— START OF Recorded information —
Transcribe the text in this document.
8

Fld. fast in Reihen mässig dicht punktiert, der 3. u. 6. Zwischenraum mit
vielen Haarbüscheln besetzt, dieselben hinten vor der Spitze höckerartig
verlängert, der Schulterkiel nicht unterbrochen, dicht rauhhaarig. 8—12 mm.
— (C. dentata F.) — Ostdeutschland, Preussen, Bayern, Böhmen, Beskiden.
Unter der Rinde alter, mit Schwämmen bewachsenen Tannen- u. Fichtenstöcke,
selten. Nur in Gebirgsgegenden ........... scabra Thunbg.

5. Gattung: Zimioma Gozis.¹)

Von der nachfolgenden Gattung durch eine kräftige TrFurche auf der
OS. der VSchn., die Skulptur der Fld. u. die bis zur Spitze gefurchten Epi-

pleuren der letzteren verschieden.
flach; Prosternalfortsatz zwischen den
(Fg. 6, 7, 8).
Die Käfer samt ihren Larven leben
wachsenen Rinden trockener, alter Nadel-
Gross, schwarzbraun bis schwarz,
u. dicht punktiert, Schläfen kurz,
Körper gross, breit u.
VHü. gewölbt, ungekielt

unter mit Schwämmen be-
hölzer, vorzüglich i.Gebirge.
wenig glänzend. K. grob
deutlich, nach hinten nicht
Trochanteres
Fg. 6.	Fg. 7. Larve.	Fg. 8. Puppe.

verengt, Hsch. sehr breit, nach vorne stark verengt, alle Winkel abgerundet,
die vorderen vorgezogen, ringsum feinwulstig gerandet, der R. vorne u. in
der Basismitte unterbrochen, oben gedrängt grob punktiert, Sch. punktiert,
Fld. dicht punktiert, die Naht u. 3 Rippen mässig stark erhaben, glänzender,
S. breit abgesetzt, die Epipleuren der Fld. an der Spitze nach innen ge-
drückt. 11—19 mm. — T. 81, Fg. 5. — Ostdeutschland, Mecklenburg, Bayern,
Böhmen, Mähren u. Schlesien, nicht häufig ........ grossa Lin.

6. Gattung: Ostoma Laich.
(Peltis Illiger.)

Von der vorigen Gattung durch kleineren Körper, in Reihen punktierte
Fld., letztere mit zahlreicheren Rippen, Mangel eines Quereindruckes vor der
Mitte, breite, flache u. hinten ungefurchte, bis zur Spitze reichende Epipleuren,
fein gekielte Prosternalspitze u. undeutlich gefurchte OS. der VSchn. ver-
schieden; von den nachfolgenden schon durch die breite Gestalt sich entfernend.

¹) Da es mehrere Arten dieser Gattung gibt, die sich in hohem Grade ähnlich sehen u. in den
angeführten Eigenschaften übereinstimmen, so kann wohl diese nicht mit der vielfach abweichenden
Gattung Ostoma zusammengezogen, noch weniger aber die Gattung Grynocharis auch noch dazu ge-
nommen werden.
— END OF Recorded information —
*To do*
Extract from the material all lines containing the string "dicht".

*Answer*
Fld. fast in Reihen mässig dicht punktiert, der 3. u. 6. Zwischenraum mit
verlängert, der Schulterkiel nicht unterbrochen, dicht rauhhaarig. 8—12 mm.
u. dicht punktiert, Schläfen kurz,
Fld. dicht punktiert, die Naht u. 3 Rippen mässig stark erhaben, glänzender,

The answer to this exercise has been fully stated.